+++ Listed entries

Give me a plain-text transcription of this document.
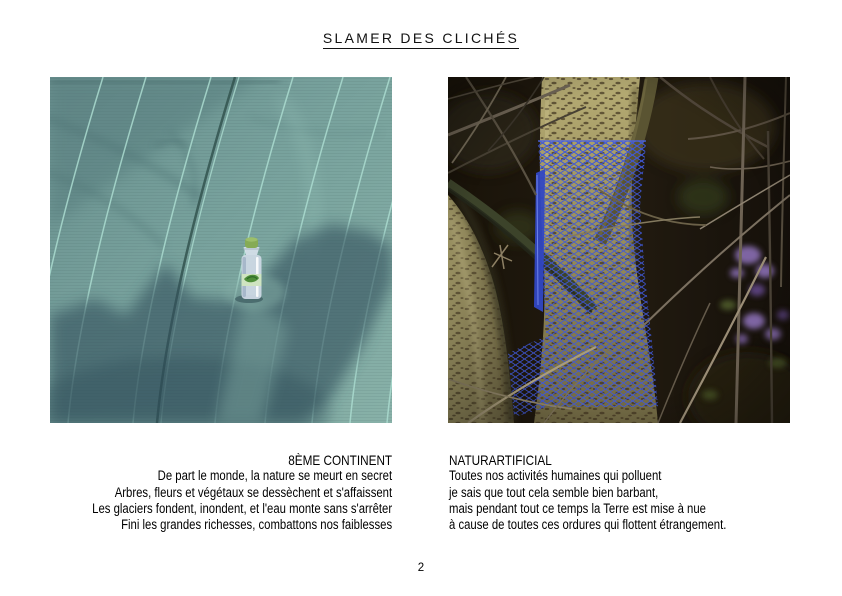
SLAMER DES CLICHÉS
8ÈME CONTINENT
De part le monde, la nature se meurt en secret
Arbres, fleurs et végétaux se dessèchent et s'affaissent
Les glaciers fondent, inondent, et l'eau monte sans s'arrêter
Fini les grandes richesses, combattons nos faiblesses
NATURARTIFICIAL
Toutes nos activités humaines qui polluent
je sais que tout cela semble bien barbant,
mais pendant tout ce temps la Terre est mise à nue
à cause de toutes ces ordures qui flottent étrangement.
2
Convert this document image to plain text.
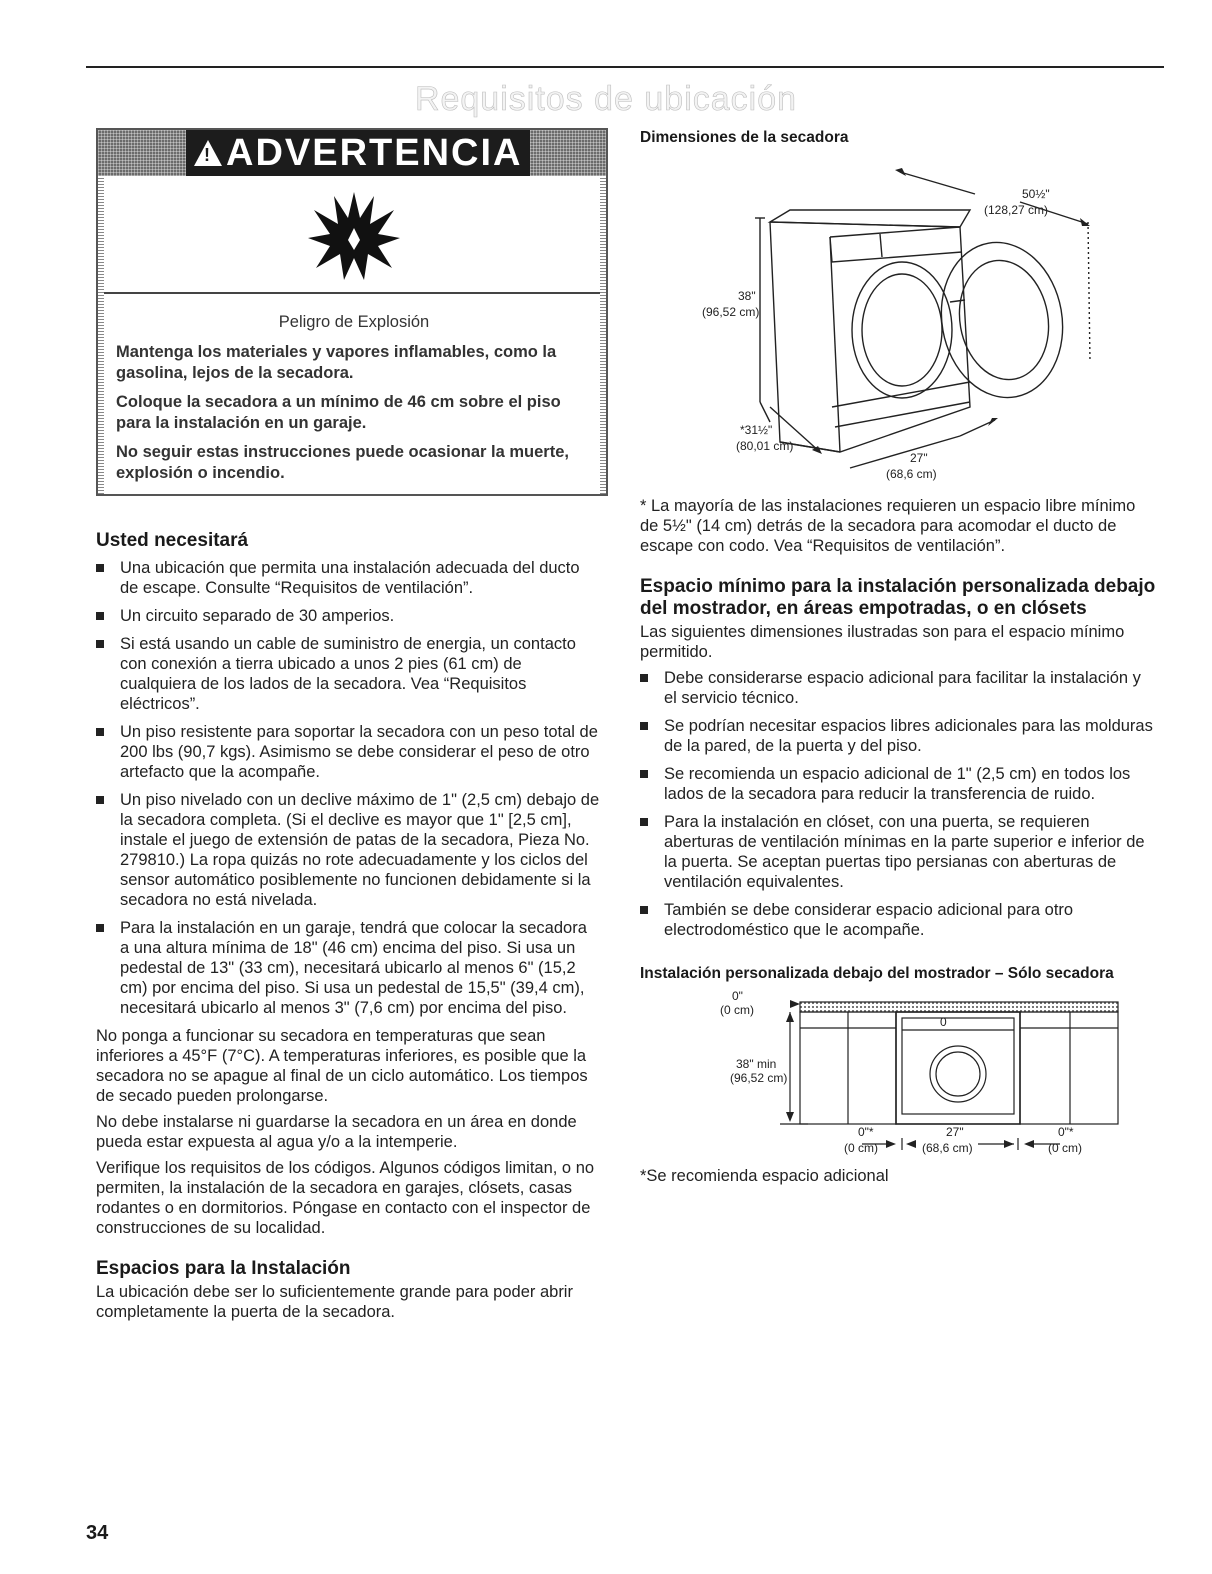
Requisitos de ubicación
!
ADVERTENCIA
Peligro de Explosión
Mantenga los materiales y vapores inflamables, como la gasolina, lejos de la secadora.
Coloque la secadora a un mínimo de 46 cm sobre el piso para la instalación en un garaje.
No seguir estas instrucciones puede ocasionar la muerte, explosión o incendio.
Usted necesitará
Una ubicación que permita una instalación adecuada del ducto de escape. Consulte “Requisitos de ventilación”.
Un circuito separado de 30 amperios.
Si está usando un cable de suministro de energia, un contacto con conexión a tierra ubicado a unos 2 pies (61 cm) de cualquiera de los lados de la secadora. Vea “Requisitos eléctricos”.
Un piso resistente para soportar la secadora con un peso total de 200 lbs (90,7 kgs). Asimismo se debe considerar el peso de otro artefacto que la acompañe.
Un piso nivelado con un declive máximo de 1" (2,5 cm) debajo de la secadora completa. (Si el declive es mayor que 1" [2,5 cm], instale el juego de extensión de patas de la secadora, Pieza No. 279810.) La ropa quizás no rote adecuadamente y los ciclos del sensor automático posiblemente no funcionen debidamente si la secadora no está nivelada.
Para la instalación en un garaje, tendrá que colocar la secadora a una altura mínima de 18" (46 cm) encima del piso. Si usa un pedestal de 13" (33 cm), necesitará ubicarlo al menos 6" (15,2 cm) por encima del piso. Si usa un pedestal de 15,5" (39,4 cm), necesitará ubicarlo al menos 3" (7,6 cm) por encima del piso.

No ponga a funcionar su secadora en temperaturas que sean inferiores a 45°F (7°C). A temperaturas inferiores, es posible que la secadora no se apague al final de un ciclo automático. Los tiempos de secado pueden prolongarse.

No debe instalarse ni guardarse la secadora en un área en donde pueda estar expuesta al agua y/o a la intemperie.

Verifique los requisitos de los códigos. Algunos códigos limitan, o no permiten, la instalación de la secadora en garajes, clósets, casas rodantes o en dormitorios. Póngase en contacto con el inspector de construcciones de su localidad.

Espacios para la Instalación

La ubicación debe ser lo suficientemente grande para poder abrir completamente la puerta de la secadora.

Dimensiones de la secadora
50½"
(128,27 cm)
38"
(96,52 cm)
*31½"
(80,01 cm)
27"
(68,6 cm)
* La mayoría de las instalaciones requieren un espacio libre mínimo de 5½" (14 cm) detrás de la secadora para acomodar el ducto de escape con codo. Vea “Requisitos de ventilación”.
Espacio mínimo para la instalación personalizada debajo del mostrador, en áreas empotradas, o en clósets

Las siguientes dimensiones ilustradas son para el espacio mínimo permitido.

Debe considerarse espacio adicional para facilitar la instalación y el servicio técnico.
Se podrían necesitar espacios libres adicionales para las molduras de la pared, de la puerta y del piso.
Se recomienda un espacio adicional de 1" (2,5 cm) en todos los lados de la secadora para reducir la transferencia de ruido.
Para la instalación en clóset, con una puerta, se requieren aberturas de ventilación mínimas en la parte superior e inferior de la puerta. Se aceptan puertas tipo persianas con aberturas de ventilación equivalentes.
También se debe considerar espacio adicional para otro electrodoméstico que le acompañe.
Instalación personalizada debajo del mostrador – Sólo secadora
0
0"
(0 cm)
38" min
(96,52 cm)
0"*
(0 cm)
27"
(68,6 cm)
0"*
(0 cm)
*Se recomienda espacio adicional
34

++++++

- **The task**: Extract every line of the records above that contains the word "necesitará".

- **Exercise result**:
Usted necesitará
Para la instalación en un garaje, tendrá que colocar la secadora a una altura mínima de 18" (46 cm) encima del piso. Si usa un pedestal de 13" (33 cm), necesitará ubicarlo al menos 6" (15,2 cm) por encima del piso. Si usa un pedestal de 15,5" (39,4 cm), necesitará ubicarlo al menos 3" (7,6 cm) por encima del piso.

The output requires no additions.